*DATA IN THIS EXERCISE*
<<<<
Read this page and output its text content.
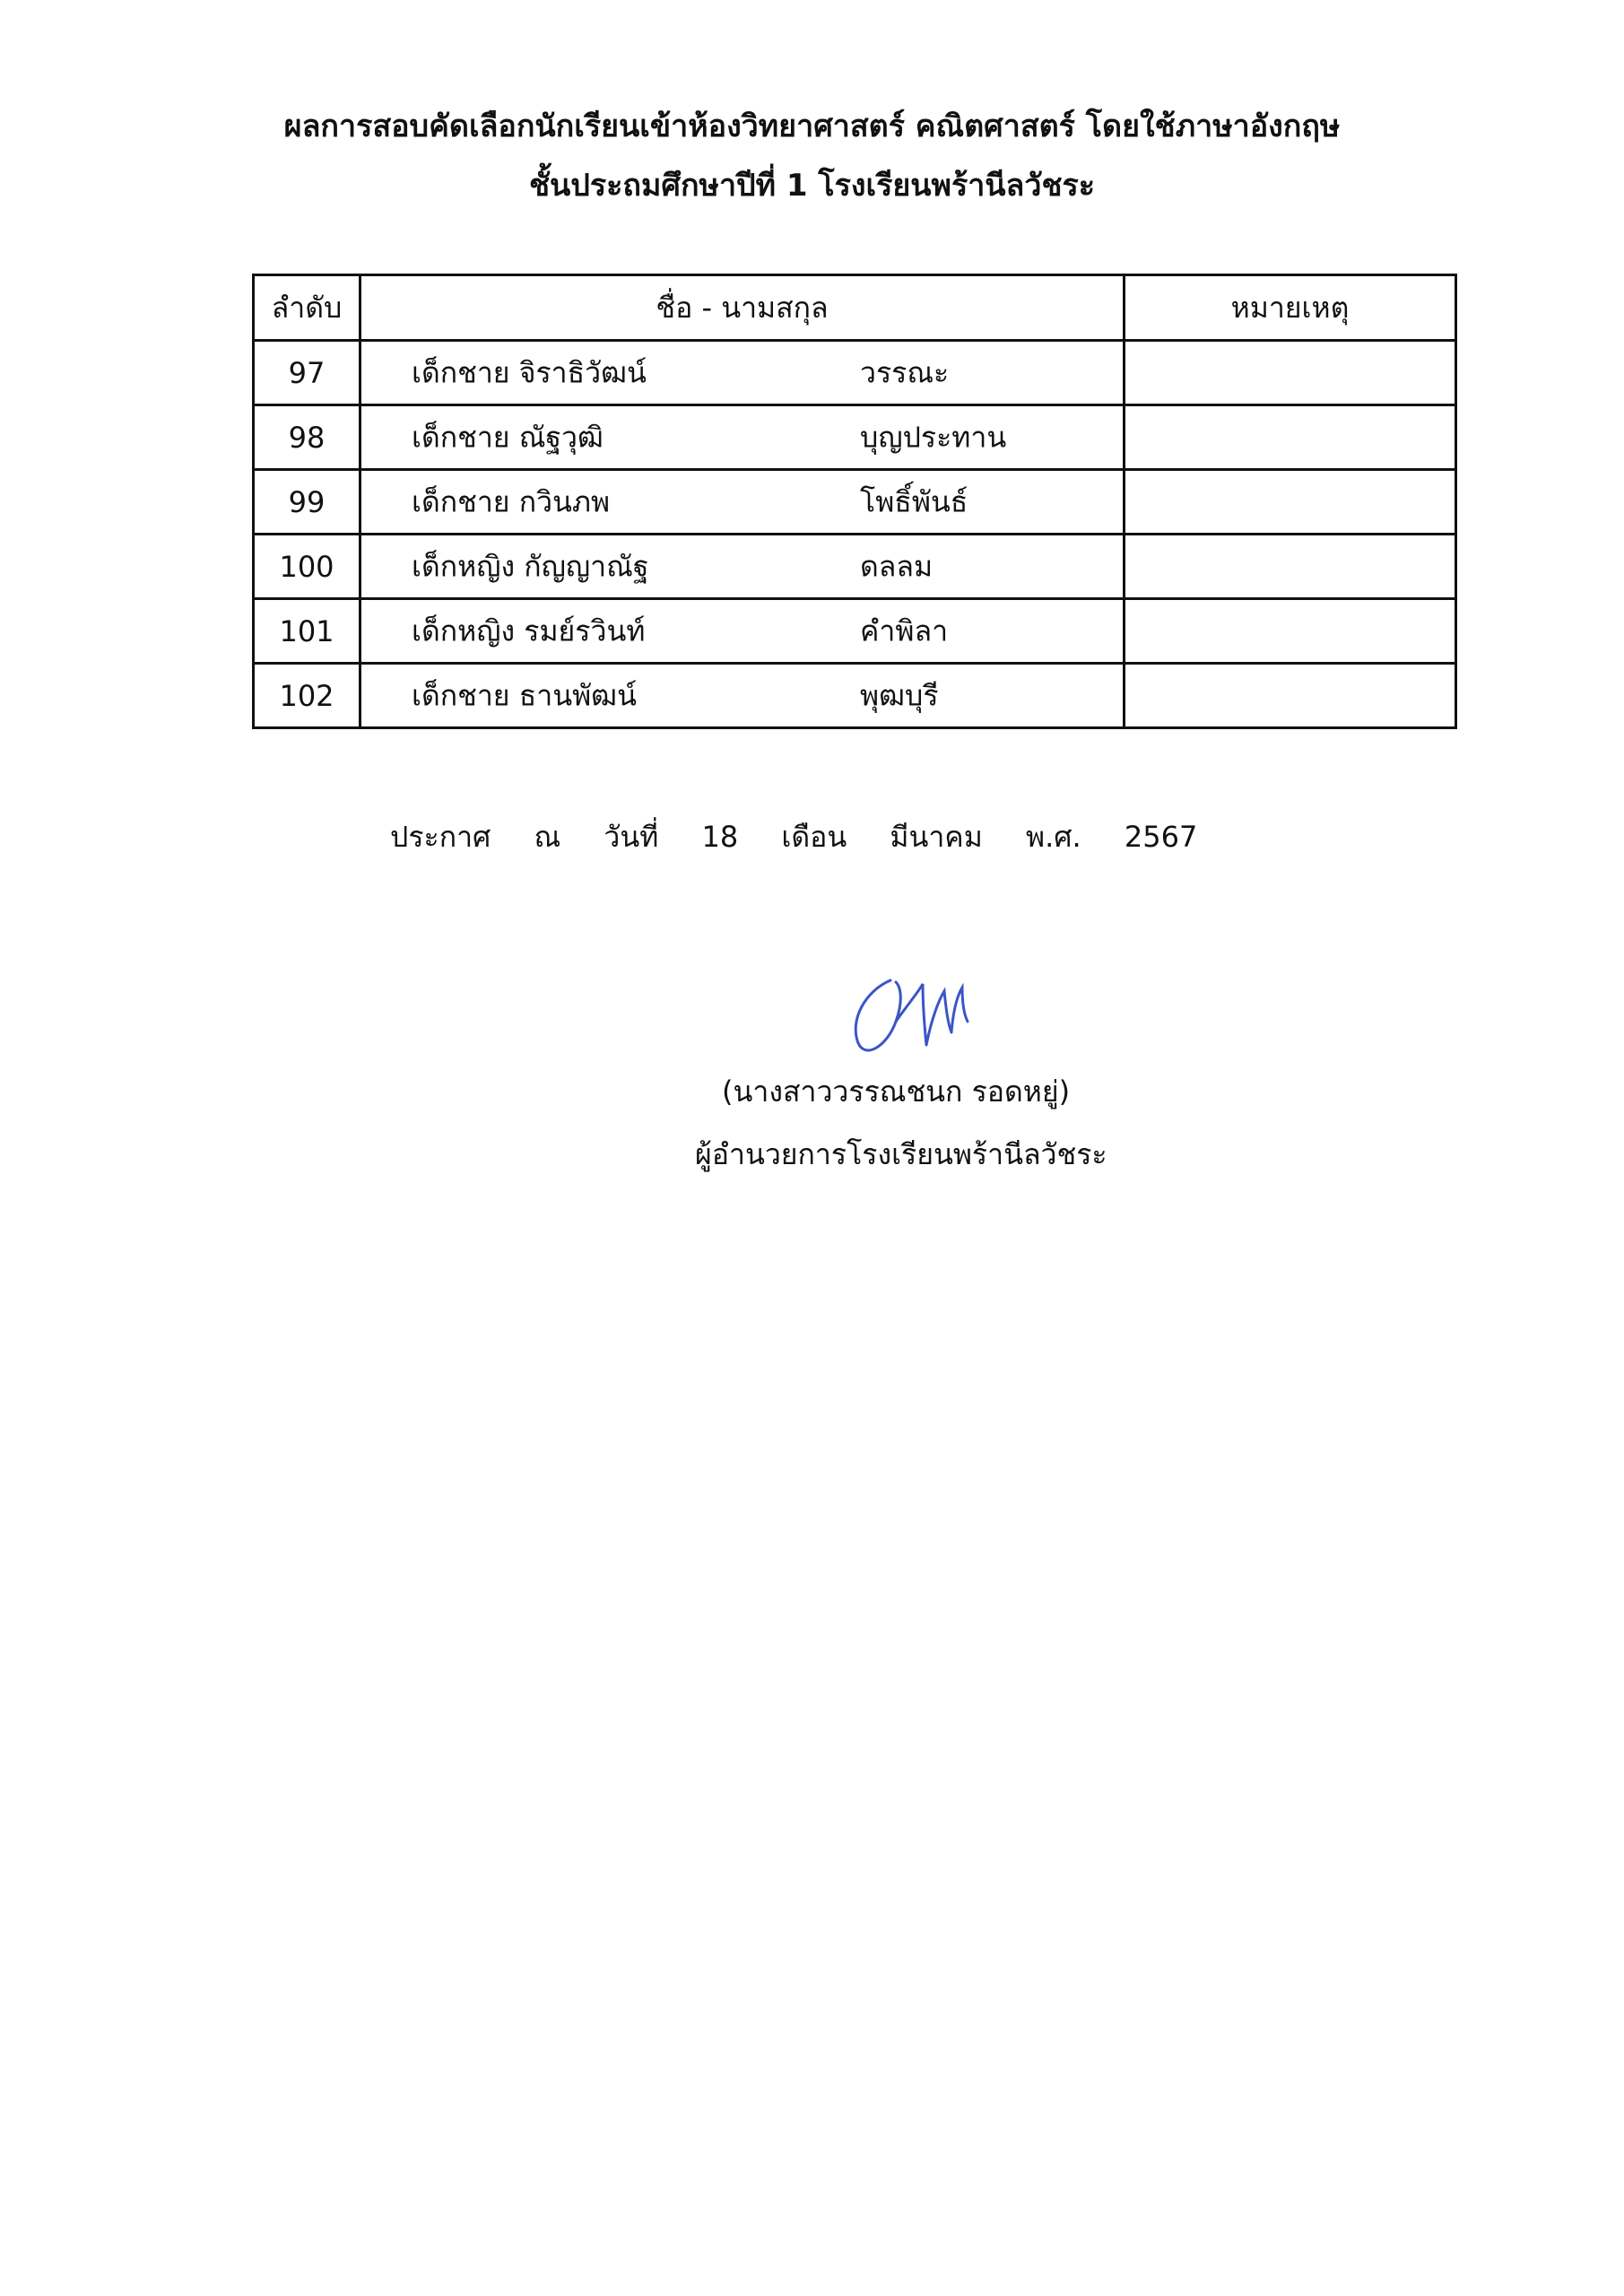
ผลการสอบคัดเลือกนักเรียนเข้าห้องวิทยาศาสตร์ คณิตศาสตร์ โดยใช้ภาษาอังกฤษ
ชั้นประถมศึกษาปีที่ 1 โรงเรียนพร้านีลวัชระ
ลำดับ	ชื่อ - นามสกุล	หมายเหตุ
97	เด็กชาย จิราธิวัฒน์ วรรณะ	

98	เด็กชาย ณัฐวุฒิ บุญประทาน	

99	เด็กชาย กวินภพ โพธิ์พันธ์	

100	เด็กหญิง กัญญาณัฐ ดลลม	

101	เด็กหญิง รมย์รวินท์ คำพิลา	

102	เด็กชาย ธานพัฒน์ พุฒบุรี	

ประกาศ ณ วันที่ 18 เดือน มีนาคม พ.ศ. 2567
(นางสาววรรณชนก รอดหยู่)
ผู้อำนวยการโรงเรียนพร้านีลวัชระ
>>>>
*DO THIS*
Write the listing above out again exactly, dropping each image.

*CORRECT RESULT*
Read this page and output its text content.
ผลการสอบคัดเลือกนักเรียนเข้าห้องวิทยาศาสตร์ คณิตศาสตร์ โดยใช้ภาษาอังกฤษ
ชั้นประถมศึกษาปีที่ 1 โรงเรียนพร้านีลวัชระ
ลำดับ	ชื่อ - นามสกุล	หมายเหตุ
97	เด็กชาย จิราธิวัฒน์ วรรณะ	

98	เด็กชาย ณัฐวุฒิ บุญประทาน	

99	เด็กชาย กวินภพ โพธิ์พันธ์	

100	เด็กหญิง กัญญาณัฐ ดลลม	

101	เด็กหญิง รมย์รวินท์ คำพิลา	

102	เด็กชาย ธานพัฒน์ พุฒบุรี	

ประกาศ ณ วันที่ 18 เดือน มีนาคม พ.ศ. 2567
(นางสาววรรณชนก รอดหยู่)
ผู้อำนวยการโรงเรียนพร้านีลวัชระ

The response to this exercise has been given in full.